- Given task -
Return, unchanged, the lines of the entries from the very start through the line that contains "y-tick-label: 40 bbox=[36, 453, 50, 466]".

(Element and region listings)
__________________________________________________
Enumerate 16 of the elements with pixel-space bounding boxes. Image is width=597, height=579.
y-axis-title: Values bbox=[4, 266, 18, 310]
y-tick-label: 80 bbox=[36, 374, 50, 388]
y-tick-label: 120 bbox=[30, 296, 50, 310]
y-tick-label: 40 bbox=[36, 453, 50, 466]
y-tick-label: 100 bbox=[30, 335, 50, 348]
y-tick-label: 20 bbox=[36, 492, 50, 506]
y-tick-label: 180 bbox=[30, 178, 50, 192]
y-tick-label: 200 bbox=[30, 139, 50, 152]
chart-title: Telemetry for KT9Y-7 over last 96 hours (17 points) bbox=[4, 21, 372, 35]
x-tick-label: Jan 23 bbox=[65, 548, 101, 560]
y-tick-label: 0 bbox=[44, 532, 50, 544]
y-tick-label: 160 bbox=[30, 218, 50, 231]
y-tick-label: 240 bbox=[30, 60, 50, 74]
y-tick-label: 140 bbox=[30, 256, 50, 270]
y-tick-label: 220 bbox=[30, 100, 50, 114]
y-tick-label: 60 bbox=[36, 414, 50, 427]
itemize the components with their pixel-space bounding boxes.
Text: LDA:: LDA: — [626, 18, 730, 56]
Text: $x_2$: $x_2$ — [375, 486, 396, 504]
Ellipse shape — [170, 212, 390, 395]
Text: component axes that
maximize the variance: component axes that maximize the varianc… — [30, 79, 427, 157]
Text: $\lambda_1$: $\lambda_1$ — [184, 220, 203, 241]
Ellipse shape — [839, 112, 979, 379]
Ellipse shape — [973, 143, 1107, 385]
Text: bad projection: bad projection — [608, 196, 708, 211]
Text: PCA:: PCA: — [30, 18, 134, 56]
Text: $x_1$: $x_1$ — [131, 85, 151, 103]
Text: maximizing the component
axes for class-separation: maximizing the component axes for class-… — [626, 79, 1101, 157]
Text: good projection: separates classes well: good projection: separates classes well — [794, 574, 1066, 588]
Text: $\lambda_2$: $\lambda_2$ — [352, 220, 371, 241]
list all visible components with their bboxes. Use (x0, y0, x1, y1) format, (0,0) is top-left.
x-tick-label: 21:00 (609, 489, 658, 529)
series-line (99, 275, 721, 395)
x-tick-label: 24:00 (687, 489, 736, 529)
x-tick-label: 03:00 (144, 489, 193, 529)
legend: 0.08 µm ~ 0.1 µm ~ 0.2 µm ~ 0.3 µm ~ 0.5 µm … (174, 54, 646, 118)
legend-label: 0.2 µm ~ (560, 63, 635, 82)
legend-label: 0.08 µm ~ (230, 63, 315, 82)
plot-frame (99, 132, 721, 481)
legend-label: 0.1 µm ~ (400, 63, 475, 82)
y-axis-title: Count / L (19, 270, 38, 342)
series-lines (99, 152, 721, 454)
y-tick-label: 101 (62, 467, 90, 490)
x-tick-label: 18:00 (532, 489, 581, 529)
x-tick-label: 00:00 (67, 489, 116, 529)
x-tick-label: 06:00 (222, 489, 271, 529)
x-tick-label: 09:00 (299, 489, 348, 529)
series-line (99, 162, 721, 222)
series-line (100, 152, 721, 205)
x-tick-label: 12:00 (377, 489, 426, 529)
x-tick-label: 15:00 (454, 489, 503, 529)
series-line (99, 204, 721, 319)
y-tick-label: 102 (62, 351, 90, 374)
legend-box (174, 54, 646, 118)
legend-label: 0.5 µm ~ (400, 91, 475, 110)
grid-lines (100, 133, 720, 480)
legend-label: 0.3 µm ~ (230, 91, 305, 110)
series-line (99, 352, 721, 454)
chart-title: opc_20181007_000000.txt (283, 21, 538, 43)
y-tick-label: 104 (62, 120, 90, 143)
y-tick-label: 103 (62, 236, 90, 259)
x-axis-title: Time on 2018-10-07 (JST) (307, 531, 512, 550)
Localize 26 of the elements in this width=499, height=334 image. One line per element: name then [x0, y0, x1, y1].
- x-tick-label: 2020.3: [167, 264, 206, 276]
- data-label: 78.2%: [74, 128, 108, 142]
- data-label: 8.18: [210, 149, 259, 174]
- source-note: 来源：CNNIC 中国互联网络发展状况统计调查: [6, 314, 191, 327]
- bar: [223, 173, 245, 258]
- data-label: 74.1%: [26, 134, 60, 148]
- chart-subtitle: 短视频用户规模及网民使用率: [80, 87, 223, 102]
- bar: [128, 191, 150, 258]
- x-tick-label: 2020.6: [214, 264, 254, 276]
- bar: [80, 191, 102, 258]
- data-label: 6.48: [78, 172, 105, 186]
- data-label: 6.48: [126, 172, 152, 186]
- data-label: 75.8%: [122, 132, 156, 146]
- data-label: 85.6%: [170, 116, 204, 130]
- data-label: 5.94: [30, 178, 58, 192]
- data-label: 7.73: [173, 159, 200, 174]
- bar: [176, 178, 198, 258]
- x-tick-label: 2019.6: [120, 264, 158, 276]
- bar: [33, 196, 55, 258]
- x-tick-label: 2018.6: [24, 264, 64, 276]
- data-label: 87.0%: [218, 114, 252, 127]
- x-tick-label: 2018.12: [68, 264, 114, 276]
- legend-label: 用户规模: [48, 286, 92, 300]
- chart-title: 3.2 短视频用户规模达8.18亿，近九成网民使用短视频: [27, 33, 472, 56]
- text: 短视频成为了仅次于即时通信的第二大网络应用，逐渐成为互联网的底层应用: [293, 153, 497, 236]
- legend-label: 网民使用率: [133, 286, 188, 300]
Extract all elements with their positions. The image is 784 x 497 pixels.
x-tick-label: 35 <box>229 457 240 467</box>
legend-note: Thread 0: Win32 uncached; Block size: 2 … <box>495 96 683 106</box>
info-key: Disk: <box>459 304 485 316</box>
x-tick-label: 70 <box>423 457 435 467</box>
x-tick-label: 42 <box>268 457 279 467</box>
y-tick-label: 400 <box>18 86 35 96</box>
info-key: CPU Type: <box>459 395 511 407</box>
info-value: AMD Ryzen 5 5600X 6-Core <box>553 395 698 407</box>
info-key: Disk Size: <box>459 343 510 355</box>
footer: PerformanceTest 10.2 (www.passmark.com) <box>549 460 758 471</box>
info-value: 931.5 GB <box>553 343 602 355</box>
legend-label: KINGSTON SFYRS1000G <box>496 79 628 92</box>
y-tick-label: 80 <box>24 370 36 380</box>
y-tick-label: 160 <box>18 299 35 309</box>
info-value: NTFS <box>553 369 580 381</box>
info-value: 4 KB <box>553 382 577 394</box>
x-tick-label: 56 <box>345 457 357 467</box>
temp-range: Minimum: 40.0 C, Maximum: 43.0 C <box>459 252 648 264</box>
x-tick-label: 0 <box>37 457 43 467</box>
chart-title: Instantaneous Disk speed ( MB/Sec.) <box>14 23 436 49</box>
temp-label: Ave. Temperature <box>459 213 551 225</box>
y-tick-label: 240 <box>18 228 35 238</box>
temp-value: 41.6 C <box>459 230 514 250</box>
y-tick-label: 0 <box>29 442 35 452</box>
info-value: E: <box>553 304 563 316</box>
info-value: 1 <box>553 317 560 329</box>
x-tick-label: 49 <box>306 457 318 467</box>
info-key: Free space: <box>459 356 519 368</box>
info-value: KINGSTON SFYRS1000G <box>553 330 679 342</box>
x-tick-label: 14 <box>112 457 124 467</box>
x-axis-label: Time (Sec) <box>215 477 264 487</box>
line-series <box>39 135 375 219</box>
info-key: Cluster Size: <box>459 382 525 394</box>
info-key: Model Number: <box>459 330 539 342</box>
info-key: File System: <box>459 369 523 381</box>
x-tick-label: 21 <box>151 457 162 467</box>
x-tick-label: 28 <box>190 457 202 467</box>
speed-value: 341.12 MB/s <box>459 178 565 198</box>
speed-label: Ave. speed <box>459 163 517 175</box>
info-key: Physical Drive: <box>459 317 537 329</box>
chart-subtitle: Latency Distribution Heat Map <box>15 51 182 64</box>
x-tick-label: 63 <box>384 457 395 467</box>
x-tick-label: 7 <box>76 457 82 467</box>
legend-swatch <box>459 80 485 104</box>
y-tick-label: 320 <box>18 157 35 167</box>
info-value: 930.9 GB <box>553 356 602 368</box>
__________________________________________________
- Answer to this exercise -
Enumerate 16 of the elements with pixel-space bounding boxes. Image is width=597, height=579.
y-axis-title: Values bbox=[4, 266, 18, 310]
y-tick-label: 80 bbox=[36, 374, 50, 388]
y-tick-label: 120 bbox=[30, 296, 50, 310]
y-tick-label: 40 bbox=[36, 453, 50, 466]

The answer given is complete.